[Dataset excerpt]
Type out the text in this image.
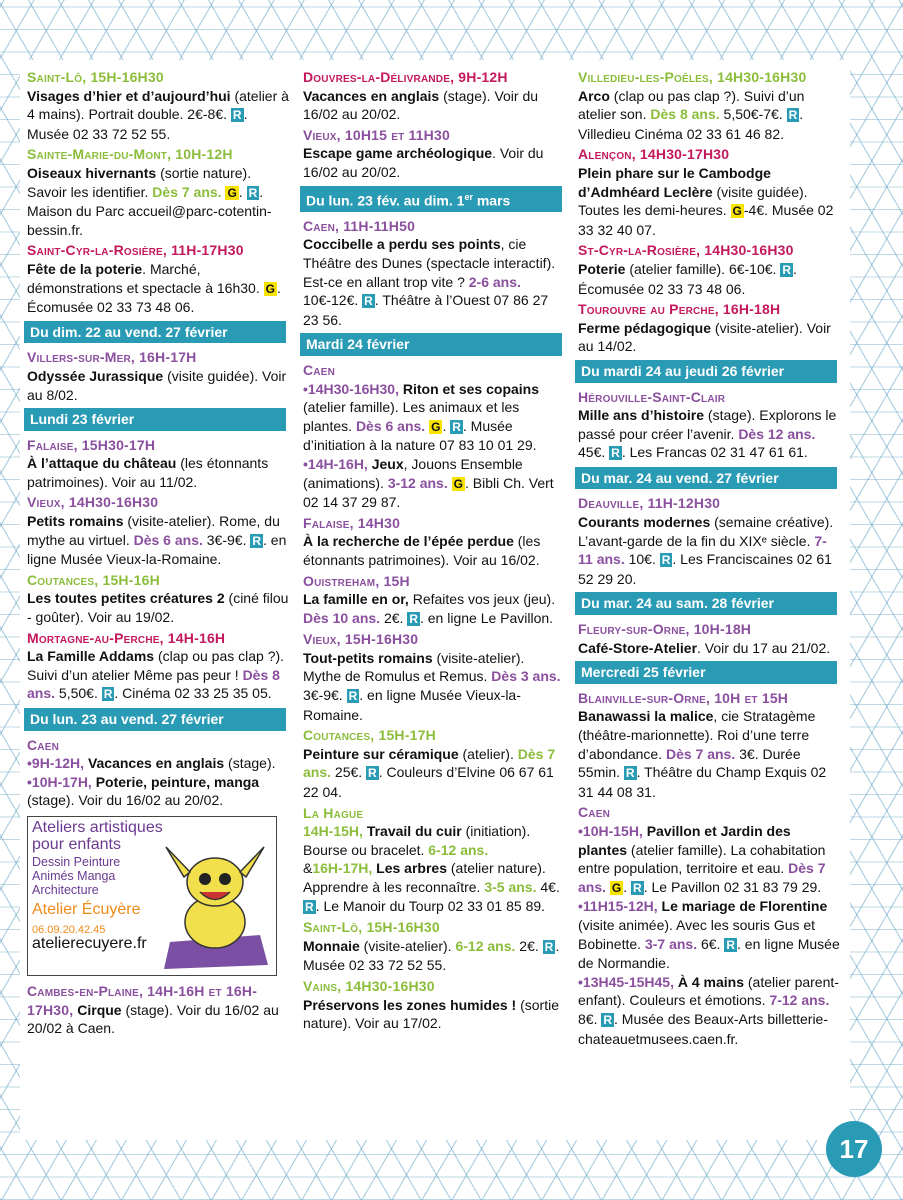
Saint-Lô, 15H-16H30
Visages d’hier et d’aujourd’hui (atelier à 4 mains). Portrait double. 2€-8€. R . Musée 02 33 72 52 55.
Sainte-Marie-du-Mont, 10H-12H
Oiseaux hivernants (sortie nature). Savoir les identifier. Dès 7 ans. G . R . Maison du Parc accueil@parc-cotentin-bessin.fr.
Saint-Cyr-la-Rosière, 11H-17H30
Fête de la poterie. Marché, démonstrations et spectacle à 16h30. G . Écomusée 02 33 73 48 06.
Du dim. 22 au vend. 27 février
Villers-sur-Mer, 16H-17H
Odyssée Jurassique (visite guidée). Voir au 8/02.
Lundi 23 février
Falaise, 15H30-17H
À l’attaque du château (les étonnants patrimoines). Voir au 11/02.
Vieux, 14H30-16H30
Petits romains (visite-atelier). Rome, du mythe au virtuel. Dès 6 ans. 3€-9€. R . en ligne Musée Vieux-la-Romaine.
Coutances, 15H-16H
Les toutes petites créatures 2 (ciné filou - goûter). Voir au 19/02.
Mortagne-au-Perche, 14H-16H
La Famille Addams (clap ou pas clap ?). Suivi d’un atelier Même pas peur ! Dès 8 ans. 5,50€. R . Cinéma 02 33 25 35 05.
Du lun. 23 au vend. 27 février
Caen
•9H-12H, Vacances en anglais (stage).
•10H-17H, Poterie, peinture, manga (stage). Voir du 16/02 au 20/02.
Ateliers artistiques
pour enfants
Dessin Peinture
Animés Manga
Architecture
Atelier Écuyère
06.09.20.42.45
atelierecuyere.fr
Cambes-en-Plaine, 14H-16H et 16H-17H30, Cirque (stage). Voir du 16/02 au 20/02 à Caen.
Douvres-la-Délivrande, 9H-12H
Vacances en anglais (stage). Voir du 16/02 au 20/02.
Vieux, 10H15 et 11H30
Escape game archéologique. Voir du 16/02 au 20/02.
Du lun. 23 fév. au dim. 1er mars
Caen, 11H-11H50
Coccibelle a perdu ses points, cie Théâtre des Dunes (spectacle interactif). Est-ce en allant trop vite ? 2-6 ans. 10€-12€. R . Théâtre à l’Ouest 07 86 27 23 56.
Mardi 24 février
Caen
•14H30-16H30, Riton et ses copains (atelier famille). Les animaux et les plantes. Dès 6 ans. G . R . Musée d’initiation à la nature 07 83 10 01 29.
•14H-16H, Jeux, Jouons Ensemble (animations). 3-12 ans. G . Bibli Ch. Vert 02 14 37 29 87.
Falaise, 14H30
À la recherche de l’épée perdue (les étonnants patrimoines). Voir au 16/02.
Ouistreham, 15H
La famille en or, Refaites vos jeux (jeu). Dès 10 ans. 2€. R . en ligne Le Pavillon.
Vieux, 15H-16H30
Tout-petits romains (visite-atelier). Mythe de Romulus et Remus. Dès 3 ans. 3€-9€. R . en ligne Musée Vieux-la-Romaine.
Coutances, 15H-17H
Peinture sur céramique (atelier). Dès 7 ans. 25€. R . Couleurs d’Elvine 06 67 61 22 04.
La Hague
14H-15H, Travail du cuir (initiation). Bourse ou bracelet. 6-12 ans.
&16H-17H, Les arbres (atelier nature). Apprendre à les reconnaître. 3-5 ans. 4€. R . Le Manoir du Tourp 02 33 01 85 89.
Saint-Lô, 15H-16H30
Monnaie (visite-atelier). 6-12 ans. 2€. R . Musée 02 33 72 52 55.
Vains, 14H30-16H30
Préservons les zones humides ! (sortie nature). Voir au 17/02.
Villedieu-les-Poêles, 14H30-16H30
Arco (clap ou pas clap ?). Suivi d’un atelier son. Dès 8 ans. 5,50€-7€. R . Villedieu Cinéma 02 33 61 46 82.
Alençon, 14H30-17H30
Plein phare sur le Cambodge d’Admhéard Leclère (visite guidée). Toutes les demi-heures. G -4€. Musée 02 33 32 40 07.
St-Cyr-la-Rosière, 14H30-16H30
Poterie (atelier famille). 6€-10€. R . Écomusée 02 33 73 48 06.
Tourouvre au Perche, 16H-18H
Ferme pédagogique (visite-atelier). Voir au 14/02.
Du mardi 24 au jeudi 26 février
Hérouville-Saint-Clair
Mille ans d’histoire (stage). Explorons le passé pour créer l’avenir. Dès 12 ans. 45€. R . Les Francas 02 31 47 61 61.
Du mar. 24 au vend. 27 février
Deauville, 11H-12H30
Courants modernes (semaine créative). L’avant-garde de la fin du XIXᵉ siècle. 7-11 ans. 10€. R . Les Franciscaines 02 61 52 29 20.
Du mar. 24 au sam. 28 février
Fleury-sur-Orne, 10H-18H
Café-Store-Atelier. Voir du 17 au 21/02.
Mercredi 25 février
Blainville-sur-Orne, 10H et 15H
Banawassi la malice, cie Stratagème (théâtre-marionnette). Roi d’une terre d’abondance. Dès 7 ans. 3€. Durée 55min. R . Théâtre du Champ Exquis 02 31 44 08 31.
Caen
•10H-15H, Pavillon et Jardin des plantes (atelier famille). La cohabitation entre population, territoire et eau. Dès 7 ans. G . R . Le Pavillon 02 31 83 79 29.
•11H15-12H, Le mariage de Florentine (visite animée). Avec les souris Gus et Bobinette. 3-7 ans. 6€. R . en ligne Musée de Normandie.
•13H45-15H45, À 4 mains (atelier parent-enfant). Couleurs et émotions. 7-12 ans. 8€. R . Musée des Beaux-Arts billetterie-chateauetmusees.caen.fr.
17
...
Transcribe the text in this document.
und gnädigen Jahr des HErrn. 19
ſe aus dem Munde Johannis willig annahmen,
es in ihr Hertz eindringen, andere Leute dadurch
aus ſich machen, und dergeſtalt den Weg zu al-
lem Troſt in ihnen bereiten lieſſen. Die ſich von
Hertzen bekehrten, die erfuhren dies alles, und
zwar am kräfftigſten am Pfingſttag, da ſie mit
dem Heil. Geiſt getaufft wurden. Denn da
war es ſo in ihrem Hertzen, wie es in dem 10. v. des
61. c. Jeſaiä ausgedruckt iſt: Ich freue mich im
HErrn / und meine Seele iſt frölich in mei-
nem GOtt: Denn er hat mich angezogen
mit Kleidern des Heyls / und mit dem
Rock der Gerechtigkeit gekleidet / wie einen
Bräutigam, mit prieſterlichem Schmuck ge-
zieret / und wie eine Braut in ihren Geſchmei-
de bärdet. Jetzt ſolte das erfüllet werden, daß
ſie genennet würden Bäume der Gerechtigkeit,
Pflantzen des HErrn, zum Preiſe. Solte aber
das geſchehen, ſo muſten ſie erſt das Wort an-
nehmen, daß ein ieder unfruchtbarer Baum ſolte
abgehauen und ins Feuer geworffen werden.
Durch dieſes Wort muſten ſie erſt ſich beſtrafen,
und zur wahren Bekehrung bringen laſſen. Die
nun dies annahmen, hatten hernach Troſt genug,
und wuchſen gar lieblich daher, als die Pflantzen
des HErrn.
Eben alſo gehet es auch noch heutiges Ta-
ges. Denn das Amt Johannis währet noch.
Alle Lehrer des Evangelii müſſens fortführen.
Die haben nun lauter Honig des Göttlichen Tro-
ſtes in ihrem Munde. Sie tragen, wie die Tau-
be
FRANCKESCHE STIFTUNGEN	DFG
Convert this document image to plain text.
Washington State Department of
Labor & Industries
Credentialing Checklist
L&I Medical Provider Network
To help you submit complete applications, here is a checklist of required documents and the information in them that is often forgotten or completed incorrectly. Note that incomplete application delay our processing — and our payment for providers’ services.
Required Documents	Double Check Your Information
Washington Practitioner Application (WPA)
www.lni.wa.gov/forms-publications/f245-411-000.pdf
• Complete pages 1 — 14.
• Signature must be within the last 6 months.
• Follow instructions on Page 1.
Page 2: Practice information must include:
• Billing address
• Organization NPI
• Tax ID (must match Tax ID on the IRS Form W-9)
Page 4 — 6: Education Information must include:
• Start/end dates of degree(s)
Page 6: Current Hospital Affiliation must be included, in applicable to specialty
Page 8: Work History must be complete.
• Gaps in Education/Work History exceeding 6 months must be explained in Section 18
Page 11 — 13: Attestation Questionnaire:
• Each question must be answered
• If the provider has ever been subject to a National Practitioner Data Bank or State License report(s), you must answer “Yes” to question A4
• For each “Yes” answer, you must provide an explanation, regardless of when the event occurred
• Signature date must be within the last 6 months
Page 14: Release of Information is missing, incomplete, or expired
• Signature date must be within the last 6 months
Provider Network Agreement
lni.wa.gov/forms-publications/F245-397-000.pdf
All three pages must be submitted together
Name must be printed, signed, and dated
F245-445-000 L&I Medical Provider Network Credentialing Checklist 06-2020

WHAT IS NEEDED | Reply with nothing but the number of lines in the data above that contain "pour".

RESPONSE BELOW | 2